Go through the lines below and copy each one that holds the string "name".

─── Items ───

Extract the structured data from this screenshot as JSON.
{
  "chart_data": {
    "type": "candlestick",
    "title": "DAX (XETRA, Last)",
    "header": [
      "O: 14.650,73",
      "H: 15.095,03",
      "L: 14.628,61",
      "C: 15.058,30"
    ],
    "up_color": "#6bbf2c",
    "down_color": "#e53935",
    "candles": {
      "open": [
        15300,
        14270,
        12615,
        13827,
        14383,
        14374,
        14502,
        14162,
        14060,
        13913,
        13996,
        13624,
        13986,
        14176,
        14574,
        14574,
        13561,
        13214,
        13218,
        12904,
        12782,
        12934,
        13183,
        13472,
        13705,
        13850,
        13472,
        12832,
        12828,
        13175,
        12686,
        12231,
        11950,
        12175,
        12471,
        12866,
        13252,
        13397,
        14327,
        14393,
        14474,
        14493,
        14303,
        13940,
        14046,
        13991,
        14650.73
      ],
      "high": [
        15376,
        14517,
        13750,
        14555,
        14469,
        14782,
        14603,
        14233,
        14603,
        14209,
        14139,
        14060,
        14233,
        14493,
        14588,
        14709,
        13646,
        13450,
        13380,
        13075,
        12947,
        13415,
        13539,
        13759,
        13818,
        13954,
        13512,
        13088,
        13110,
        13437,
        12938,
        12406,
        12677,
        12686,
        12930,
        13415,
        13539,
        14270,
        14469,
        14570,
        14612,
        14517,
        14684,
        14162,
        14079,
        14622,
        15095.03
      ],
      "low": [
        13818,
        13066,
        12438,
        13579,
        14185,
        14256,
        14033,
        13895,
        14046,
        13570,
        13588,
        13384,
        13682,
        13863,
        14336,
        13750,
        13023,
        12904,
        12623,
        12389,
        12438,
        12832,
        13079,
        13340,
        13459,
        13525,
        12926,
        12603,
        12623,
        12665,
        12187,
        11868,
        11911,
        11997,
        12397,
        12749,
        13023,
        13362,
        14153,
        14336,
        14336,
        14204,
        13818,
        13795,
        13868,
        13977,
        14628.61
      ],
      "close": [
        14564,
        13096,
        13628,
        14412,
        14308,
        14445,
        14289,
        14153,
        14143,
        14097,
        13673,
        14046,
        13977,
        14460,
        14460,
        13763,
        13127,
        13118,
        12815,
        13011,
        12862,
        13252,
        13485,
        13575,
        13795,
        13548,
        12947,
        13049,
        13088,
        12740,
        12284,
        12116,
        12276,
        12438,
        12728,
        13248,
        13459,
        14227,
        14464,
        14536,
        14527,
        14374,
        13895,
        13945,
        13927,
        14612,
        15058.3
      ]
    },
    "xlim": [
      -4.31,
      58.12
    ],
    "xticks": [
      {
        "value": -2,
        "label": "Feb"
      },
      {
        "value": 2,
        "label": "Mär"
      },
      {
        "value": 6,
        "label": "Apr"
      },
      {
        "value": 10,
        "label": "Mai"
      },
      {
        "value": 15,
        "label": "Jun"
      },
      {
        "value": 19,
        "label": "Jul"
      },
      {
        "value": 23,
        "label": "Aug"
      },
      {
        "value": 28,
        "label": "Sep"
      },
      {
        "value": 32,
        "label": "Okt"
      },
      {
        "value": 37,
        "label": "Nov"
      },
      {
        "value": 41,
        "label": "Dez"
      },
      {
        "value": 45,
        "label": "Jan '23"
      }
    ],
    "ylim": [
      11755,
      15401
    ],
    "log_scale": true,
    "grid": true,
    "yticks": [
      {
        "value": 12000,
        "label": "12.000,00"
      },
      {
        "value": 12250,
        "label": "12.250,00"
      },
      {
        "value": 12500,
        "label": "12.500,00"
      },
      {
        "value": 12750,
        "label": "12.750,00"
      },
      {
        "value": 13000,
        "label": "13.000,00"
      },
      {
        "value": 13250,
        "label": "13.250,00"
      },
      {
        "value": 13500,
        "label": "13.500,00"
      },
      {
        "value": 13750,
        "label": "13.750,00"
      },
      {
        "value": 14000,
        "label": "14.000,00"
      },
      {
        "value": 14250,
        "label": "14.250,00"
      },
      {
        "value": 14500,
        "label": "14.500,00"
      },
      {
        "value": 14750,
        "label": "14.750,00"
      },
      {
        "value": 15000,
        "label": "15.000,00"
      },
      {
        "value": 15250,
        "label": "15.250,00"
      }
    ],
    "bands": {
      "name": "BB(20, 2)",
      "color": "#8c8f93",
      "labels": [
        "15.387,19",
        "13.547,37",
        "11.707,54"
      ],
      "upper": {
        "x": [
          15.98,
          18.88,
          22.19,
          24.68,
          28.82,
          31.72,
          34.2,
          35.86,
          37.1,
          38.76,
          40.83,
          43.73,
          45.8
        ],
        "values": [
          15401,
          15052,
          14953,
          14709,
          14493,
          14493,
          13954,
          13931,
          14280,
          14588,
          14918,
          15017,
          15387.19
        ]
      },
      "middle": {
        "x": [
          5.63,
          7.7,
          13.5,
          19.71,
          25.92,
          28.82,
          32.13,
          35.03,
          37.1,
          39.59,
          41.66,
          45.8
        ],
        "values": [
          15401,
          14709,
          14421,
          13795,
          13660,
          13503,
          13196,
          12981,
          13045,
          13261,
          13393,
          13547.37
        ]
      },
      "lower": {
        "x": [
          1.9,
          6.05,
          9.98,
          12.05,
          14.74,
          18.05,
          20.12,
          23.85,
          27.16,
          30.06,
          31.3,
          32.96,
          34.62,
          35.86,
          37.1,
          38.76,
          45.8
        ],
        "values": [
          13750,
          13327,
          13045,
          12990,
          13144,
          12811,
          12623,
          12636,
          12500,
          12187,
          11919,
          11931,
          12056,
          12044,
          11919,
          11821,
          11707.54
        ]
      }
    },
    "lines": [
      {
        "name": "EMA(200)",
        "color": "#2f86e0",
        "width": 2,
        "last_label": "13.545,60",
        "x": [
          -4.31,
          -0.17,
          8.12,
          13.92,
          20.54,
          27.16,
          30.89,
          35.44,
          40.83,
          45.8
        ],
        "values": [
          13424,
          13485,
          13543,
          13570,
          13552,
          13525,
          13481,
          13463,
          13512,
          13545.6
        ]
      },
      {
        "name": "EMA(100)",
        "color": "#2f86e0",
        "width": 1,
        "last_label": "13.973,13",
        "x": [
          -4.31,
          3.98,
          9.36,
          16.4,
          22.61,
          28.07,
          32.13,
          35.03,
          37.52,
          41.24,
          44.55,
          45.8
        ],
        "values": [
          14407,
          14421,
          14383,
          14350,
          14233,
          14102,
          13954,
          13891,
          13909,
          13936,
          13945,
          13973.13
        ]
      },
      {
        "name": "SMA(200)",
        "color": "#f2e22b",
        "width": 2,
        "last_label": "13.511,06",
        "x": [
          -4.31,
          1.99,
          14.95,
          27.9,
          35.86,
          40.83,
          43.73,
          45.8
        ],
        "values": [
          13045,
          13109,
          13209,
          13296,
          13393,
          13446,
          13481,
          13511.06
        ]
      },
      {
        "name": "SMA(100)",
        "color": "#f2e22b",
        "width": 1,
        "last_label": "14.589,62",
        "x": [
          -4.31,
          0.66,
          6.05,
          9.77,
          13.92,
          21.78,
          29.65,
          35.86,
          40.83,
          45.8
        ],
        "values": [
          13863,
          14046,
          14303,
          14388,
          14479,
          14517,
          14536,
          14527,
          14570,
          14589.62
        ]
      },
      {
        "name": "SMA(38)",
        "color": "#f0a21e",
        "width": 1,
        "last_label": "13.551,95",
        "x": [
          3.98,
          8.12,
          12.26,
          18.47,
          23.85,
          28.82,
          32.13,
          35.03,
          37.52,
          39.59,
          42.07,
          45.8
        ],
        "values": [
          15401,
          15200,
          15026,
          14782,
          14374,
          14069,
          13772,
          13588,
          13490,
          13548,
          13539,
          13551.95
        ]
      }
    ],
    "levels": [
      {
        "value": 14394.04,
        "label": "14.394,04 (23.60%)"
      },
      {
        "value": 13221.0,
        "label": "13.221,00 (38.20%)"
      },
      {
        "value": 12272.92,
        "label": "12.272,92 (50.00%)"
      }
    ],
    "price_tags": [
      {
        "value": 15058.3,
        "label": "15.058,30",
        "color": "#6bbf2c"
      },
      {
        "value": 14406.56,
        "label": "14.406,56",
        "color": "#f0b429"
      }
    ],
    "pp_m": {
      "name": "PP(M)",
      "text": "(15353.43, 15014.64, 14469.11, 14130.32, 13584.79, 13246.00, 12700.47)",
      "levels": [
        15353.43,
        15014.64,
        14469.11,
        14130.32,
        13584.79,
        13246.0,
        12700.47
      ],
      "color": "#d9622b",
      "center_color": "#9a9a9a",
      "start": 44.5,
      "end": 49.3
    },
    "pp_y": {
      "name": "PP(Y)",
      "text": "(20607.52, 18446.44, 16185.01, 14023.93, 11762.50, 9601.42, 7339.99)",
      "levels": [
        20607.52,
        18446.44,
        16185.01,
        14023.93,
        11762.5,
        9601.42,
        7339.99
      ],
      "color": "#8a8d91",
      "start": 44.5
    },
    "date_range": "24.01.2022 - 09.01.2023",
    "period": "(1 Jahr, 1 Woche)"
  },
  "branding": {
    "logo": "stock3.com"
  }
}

───

■ Task output
      "name": "BB(20, 2)",
        "name": "EMA(200)",
        "name": "EMA(100)",
        "name": "SMA(200)",
        "name": "SMA(100)",
        "name": "SMA(38)",
      "name": "PP(M)",
      "name": "PP(Y)",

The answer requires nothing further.